→ **STATED PROBLEM**:
Check each line for the string "devices" and give only the count of lines that have it.

(Collected data entries)
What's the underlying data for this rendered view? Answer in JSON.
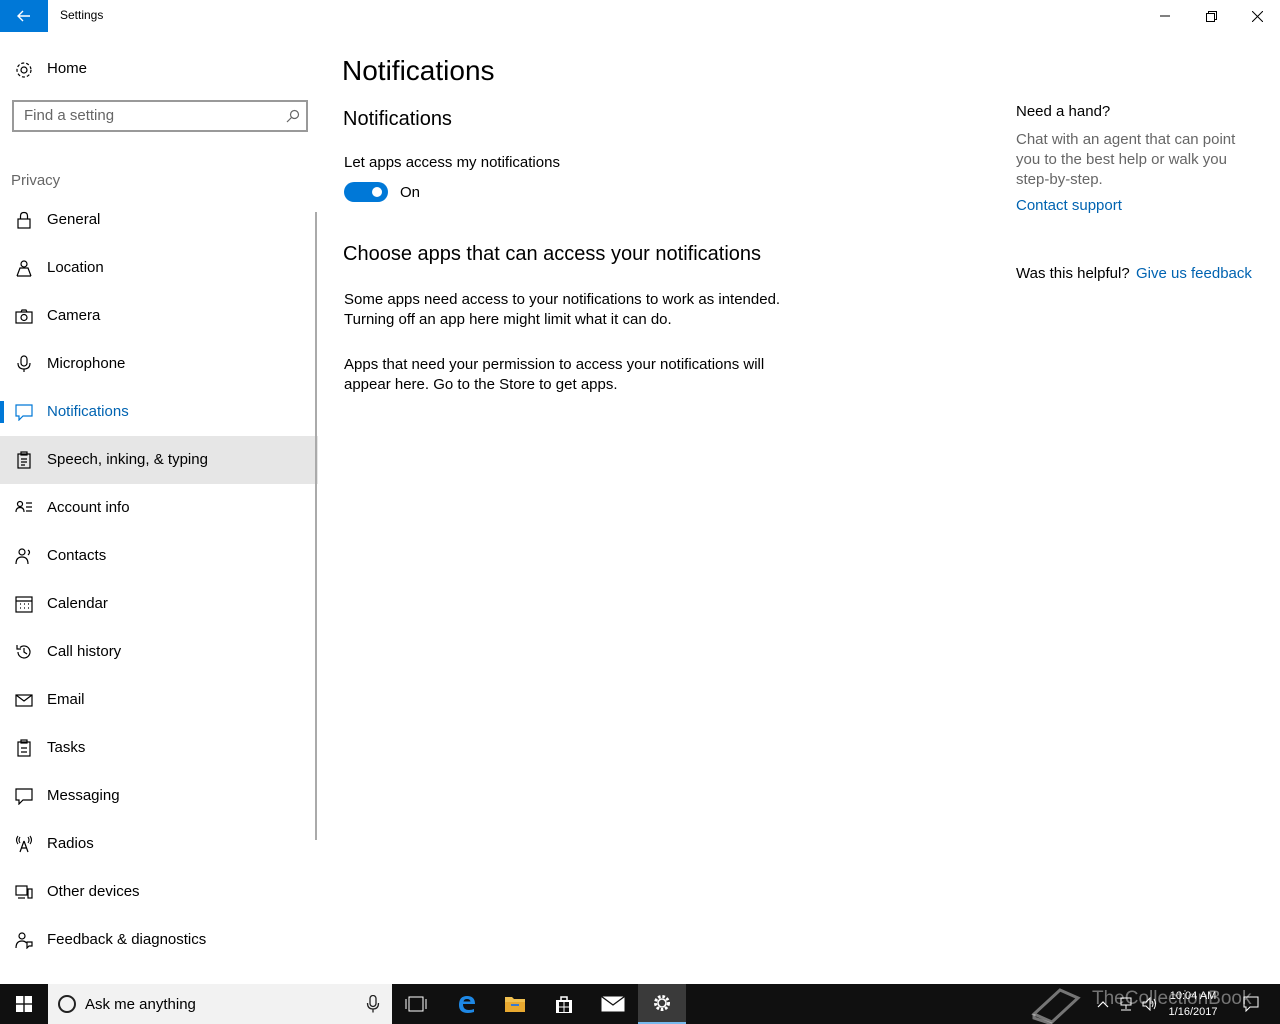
{
  "window": {
    "title": "Settings"
  },
  "sidebar": {
    "home_label": "Home",
    "search_placeholder": "Find a setting",
    "section_label": "Privacy",
    "items": [
      {
        "label": "General",
        "icon": "lock-icon"
      },
      {
        "label": "Location",
        "icon": "location-person-icon"
      },
      {
        "label": "Camera",
        "icon": "camera-icon"
      },
      {
        "label": "Microphone",
        "icon": "microphone-icon"
      },
      {
        "label": "Notifications",
        "icon": "speech-bubble-icon",
        "selected": true
      },
      {
        "label": "Speech, inking, & typing",
        "icon": "clipboard-icon",
        "hover": true
      },
      {
        "label": "Account info",
        "icon": "account-info-icon"
      },
      {
        "label": "Contacts",
        "icon": "contacts-icon"
      },
      {
        "label": "Calendar",
        "icon": "calendar-icon"
      },
      {
        "label": "Call history",
        "icon": "history-icon"
      },
      {
        "label": "Email",
        "icon": "mail-icon"
      },
      {
        "label": "Tasks",
        "icon": "tasks-icon"
      },
      {
        "label": "Messaging",
        "icon": "message-icon"
      },
      {
        "label": "Radios",
        "icon": "radio-tower-icon"
      },
      {
        "label": "Other devices",
        "icon": "devices-icon"
      },
      {
        "label": "Feedback & diagnostics",
        "icon": "feedback-icon"
      }
    ]
  },
  "main": {
    "page_title": "Notifications",
    "section_title": "Notifications",
    "toggle_label": "Let apps access my notifications",
    "toggle_state": "On",
    "toggle_on": true,
    "apps_heading": "Choose apps that can access your notifications",
    "paragraph1": "Some apps need access to your notifications to work as intended. Turning off an app here might limit what it can do.",
    "paragraph2": "Apps that need your permission to access your notifications will appear here. Go to the Store to get apps."
  },
  "help": {
    "title": "Need a hand?",
    "text": "Chat with an agent that can point you to the best help or walk you step-by-step.",
    "contact_link": "Contact support",
    "helpful_text": "Was this helpful?",
    "feedback_link": "Give us feedback"
  },
  "taskbar": {
    "search_placeholder": "Ask me anything",
    "time": "10:04 AM",
    "date": "1/16/2017",
    "watermark": "TheCollectionBook"
  },
  "colors": {
    "accent": "#0078d7",
    "link": "#0063b1",
    "taskbar": "#101010"
  }
}
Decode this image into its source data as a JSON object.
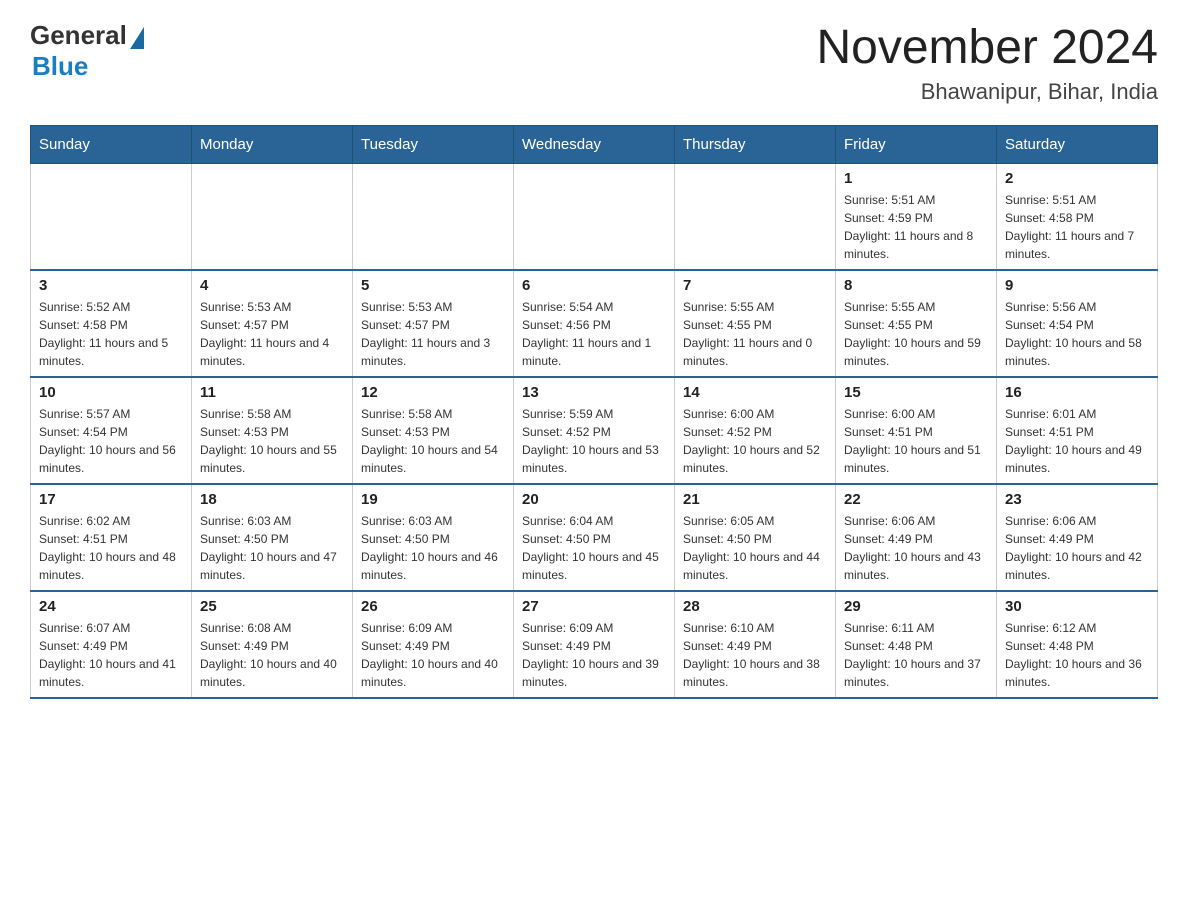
{
  "logo": {
    "general_text": "General",
    "blue_text": "Blue"
  },
  "title": "November 2024",
  "subtitle": "Bhawanipur, Bihar, India",
  "days_of_week": [
    "Sunday",
    "Monday",
    "Tuesday",
    "Wednesday",
    "Thursday",
    "Friday",
    "Saturday"
  ],
  "weeks": [
    [
      {
        "day": "",
        "info": ""
      },
      {
        "day": "",
        "info": ""
      },
      {
        "day": "",
        "info": ""
      },
      {
        "day": "",
        "info": ""
      },
      {
        "day": "",
        "info": ""
      },
      {
        "day": "1",
        "info": "Sunrise: 5:51 AM\nSunset: 4:59 PM\nDaylight: 11 hours and 8 minutes."
      },
      {
        "day": "2",
        "info": "Sunrise: 5:51 AM\nSunset: 4:58 PM\nDaylight: 11 hours and 7 minutes."
      }
    ],
    [
      {
        "day": "3",
        "info": "Sunrise: 5:52 AM\nSunset: 4:58 PM\nDaylight: 11 hours and 5 minutes."
      },
      {
        "day": "4",
        "info": "Sunrise: 5:53 AM\nSunset: 4:57 PM\nDaylight: 11 hours and 4 minutes."
      },
      {
        "day": "5",
        "info": "Sunrise: 5:53 AM\nSunset: 4:57 PM\nDaylight: 11 hours and 3 minutes."
      },
      {
        "day": "6",
        "info": "Sunrise: 5:54 AM\nSunset: 4:56 PM\nDaylight: 11 hours and 1 minute."
      },
      {
        "day": "7",
        "info": "Sunrise: 5:55 AM\nSunset: 4:55 PM\nDaylight: 11 hours and 0 minutes."
      },
      {
        "day": "8",
        "info": "Sunrise: 5:55 AM\nSunset: 4:55 PM\nDaylight: 10 hours and 59 minutes."
      },
      {
        "day": "9",
        "info": "Sunrise: 5:56 AM\nSunset: 4:54 PM\nDaylight: 10 hours and 58 minutes."
      }
    ],
    [
      {
        "day": "10",
        "info": "Sunrise: 5:57 AM\nSunset: 4:54 PM\nDaylight: 10 hours and 56 minutes."
      },
      {
        "day": "11",
        "info": "Sunrise: 5:58 AM\nSunset: 4:53 PM\nDaylight: 10 hours and 55 minutes."
      },
      {
        "day": "12",
        "info": "Sunrise: 5:58 AM\nSunset: 4:53 PM\nDaylight: 10 hours and 54 minutes."
      },
      {
        "day": "13",
        "info": "Sunrise: 5:59 AM\nSunset: 4:52 PM\nDaylight: 10 hours and 53 minutes."
      },
      {
        "day": "14",
        "info": "Sunrise: 6:00 AM\nSunset: 4:52 PM\nDaylight: 10 hours and 52 minutes."
      },
      {
        "day": "15",
        "info": "Sunrise: 6:00 AM\nSunset: 4:51 PM\nDaylight: 10 hours and 51 minutes."
      },
      {
        "day": "16",
        "info": "Sunrise: 6:01 AM\nSunset: 4:51 PM\nDaylight: 10 hours and 49 minutes."
      }
    ],
    [
      {
        "day": "17",
        "info": "Sunrise: 6:02 AM\nSunset: 4:51 PM\nDaylight: 10 hours and 48 minutes."
      },
      {
        "day": "18",
        "info": "Sunrise: 6:03 AM\nSunset: 4:50 PM\nDaylight: 10 hours and 47 minutes."
      },
      {
        "day": "19",
        "info": "Sunrise: 6:03 AM\nSunset: 4:50 PM\nDaylight: 10 hours and 46 minutes."
      },
      {
        "day": "20",
        "info": "Sunrise: 6:04 AM\nSunset: 4:50 PM\nDaylight: 10 hours and 45 minutes."
      },
      {
        "day": "21",
        "info": "Sunrise: 6:05 AM\nSunset: 4:50 PM\nDaylight: 10 hours and 44 minutes."
      },
      {
        "day": "22",
        "info": "Sunrise: 6:06 AM\nSunset: 4:49 PM\nDaylight: 10 hours and 43 minutes."
      },
      {
        "day": "23",
        "info": "Sunrise: 6:06 AM\nSunset: 4:49 PM\nDaylight: 10 hours and 42 minutes."
      }
    ],
    [
      {
        "day": "24",
        "info": "Sunrise: 6:07 AM\nSunset: 4:49 PM\nDaylight: 10 hours and 41 minutes."
      },
      {
        "day": "25",
        "info": "Sunrise: 6:08 AM\nSunset: 4:49 PM\nDaylight: 10 hours and 40 minutes."
      },
      {
        "day": "26",
        "info": "Sunrise: 6:09 AM\nSunset: 4:49 PM\nDaylight: 10 hours and 40 minutes."
      },
      {
        "day": "27",
        "info": "Sunrise: 6:09 AM\nSunset: 4:49 PM\nDaylight: 10 hours and 39 minutes."
      },
      {
        "day": "28",
        "info": "Sunrise: 6:10 AM\nSunset: 4:49 PM\nDaylight: 10 hours and 38 minutes."
      },
      {
        "day": "29",
        "info": "Sunrise: 6:11 AM\nSunset: 4:48 PM\nDaylight: 10 hours and 37 minutes."
      },
      {
        "day": "30",
        "info": "Sunrise: 6:12 AM\nSunset: 4:48 PM\nDaylight: 10 hours and 36 minutes."
      }
    ]
  ]
}
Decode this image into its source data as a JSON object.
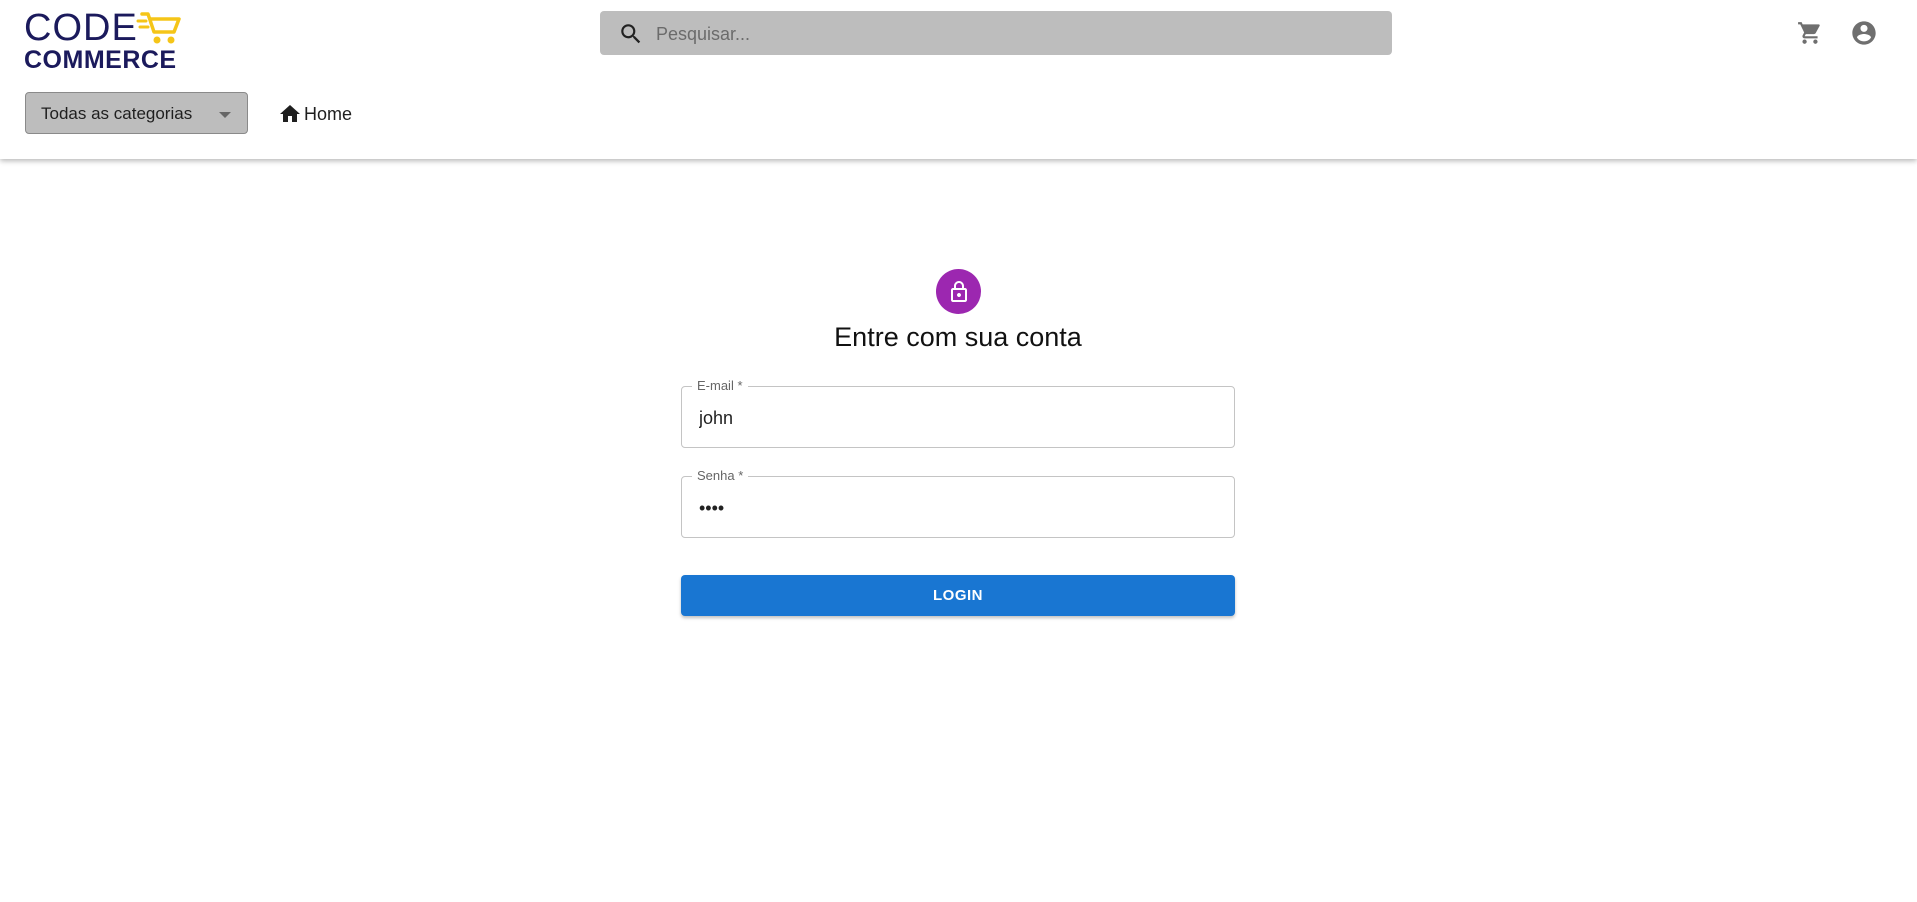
{
  "brand": {
    "logo_line1": "CODE",
    "logo_line2": "COMMERCE",
    "primary_color": "#1b1a5c",
    "cart_accent_color": "#f5c518"
  },
  "header": {
    "search": {
      "placeholder": "Pesquisar...",
      "icon": "search-icon"
    },
    "actions": [
      {
        "name": "cart",
        "icon": "shopping-cart-icon"
      },
      {
        "name": "account",
        "icon": "account-circle-icon"
      }
    ],
    "category_select": {
      "selected": "Todas as categorias",
      "icon": "arrow-drop-down-icon"
    },
    "nav": {
      "home_label": "Home",
      "home_icon": "home-icon"
    }
  },
  "login": {
    "avatar_icon": "lock-icon",
    "avatar_color": "#9c27b0",
    "title": "Entre com sua conta",
    "email": {
      "label": "E-mail *",
      "value": "john"
    },
    "password": {
      "label": "Senha *",
      "value": "••••"
    },
    "submit_label": "LOGIN",
    "submit_color": "#1976d2"
  }
}
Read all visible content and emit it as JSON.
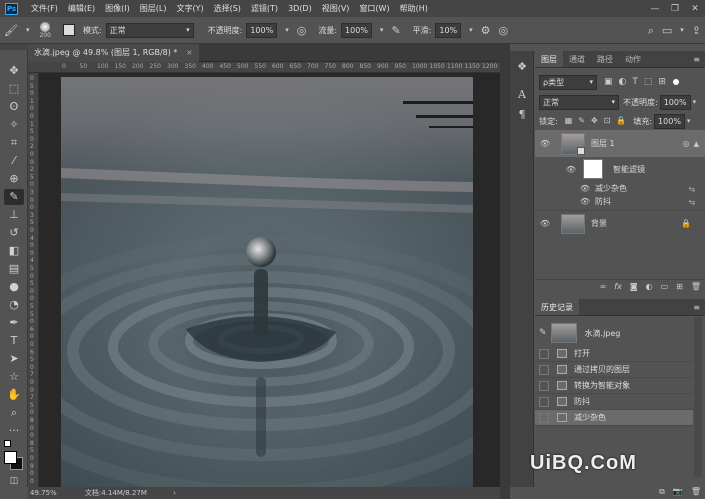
{
  "menu": {
    "logo": "Ps",
    "items": [
      "文件(F)",
      "编辑(E)",
      "图像(I)",
      "图层(L)",
      "文字(Y)",
      "选择(S)",
      "滤镜(T)",
      "3D(D)",
      "视图(V)",
      "窗口(W)",
      "帮助(H)"
    ],
    "window_controls": [
      "—",
      "❐",
      "✕"
    ]
  },
  "options": {
    "brush_size": "200",
    "mode_label": "模式:",
    "mode_value": "正常",
    "opacity_label": "不透明度:",
    "opacity_value": "100%",
    "flow_label": "流量:",
    "flow_value": "100%",
    "smooth_label": "平滑:",
    "smooth_value": "10%"
  },
  "document": {
    "tab_title": "水滴.jpeg @ 49.8% (图层 1, RGB/8) *",
    "close": "×"
  },
  "ruler": {
    "h_ticks": [
      "0",
      "50",
      "100",
      "150",
      "200",
      "250",
      "300",
      "350",
      "400",
      "450",
      "500",
      "550",
      "600",
      "650",
      "700",
      "750",
      "800",
      "850",
      "900",
      "950",
      "1000",
      "1050",
      "1100",
      "1150",
      "1200"
    ],
    "v_ticks": [
      "0",
      "5",
      "0",
      "1",
      "0",
      "0",
      "1",
      "5",
      "0",
      "2",
      "0",
      "0",
      "2",
      "5",
      "0",
      "3",
      "0",
      "0",
      "3",
      "5",
      "0",
      "4",
      "0",
      "0",
      "4",
      "5",
      "0",
      "5",
      "0",
      "0",
      "5",
      "5",
      "0",
      "6",
      "0",
      "0",
      "6",
      "5",
      "0",
      "7",
      "0",
      "0",
      "7",
      "5",
      "0",
      "8",
      "0",
      "0",
      "8",
      "5",
      "0",
      "9",
      "0",
      "0"
    ]
  },
  "status": {
    "zoom": "49.75%",
    "doc": "文档:4.14M/8.27M",
    "arrow": "›"
  },
  "layers_panel": {
    "tabs": [
      "图层",
      "通道",
      "路径",
      "动作"
    ],
    "kind_label": "ρ类型",
    "blend_mode": "正常",
    "opacity_label": "不透明度:",
    "opacity_value": "100%",
    "lock_label": "锁定:",
    "fill_label": "填充:",
    "fill_value": "100%",
    "layers": [
      {
        "name": "图层 1"
      },
      {
        "name": "智能滤镜"
      },
      {
        "name": "减少杂色"
      },
      {
        "name": "防抖"
      },
      {
        "name": "背景"
      }
    ]
  },
  "history_panel": {
    "tab": "历史记录",
    "source": "水滴.jpeg",
    "items": [
      "打开",
      "通过拷贝的图层",
      "转换为智能对象",
      "防抖",
      "减少杂色"
    ]
  },
  "watermark": "UiBQ.CoM"
}
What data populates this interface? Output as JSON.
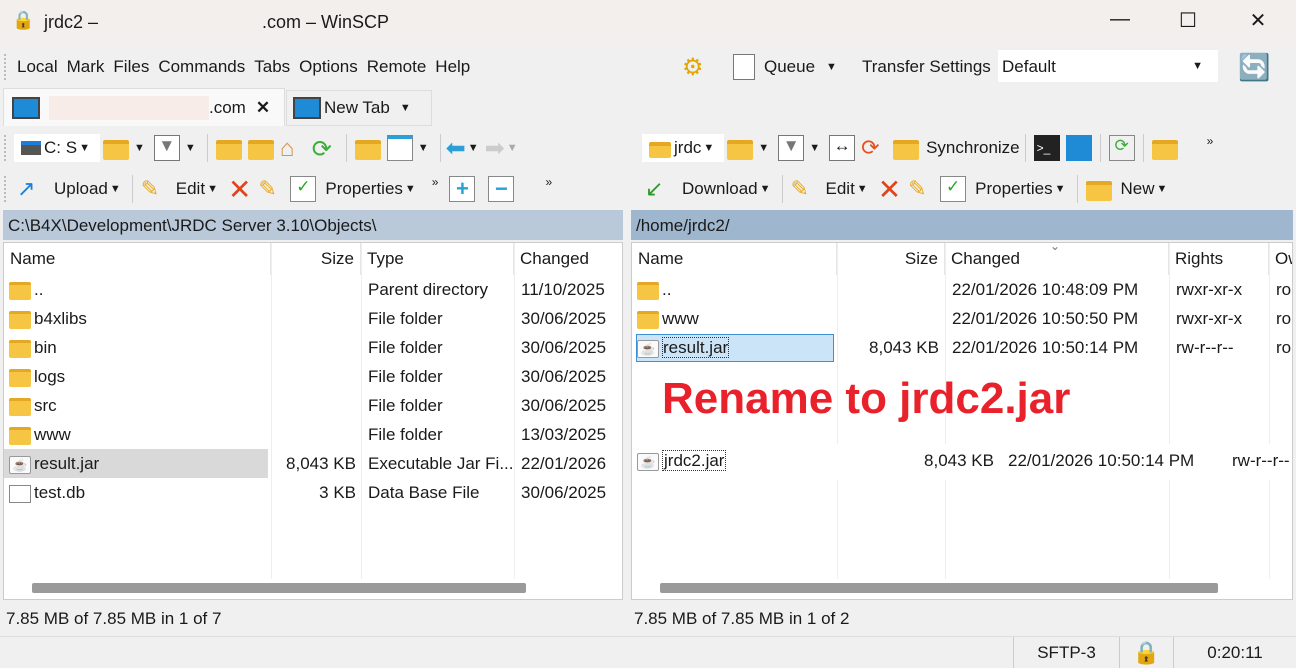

→ **OUTPUT OF THE EXERCISE**:
2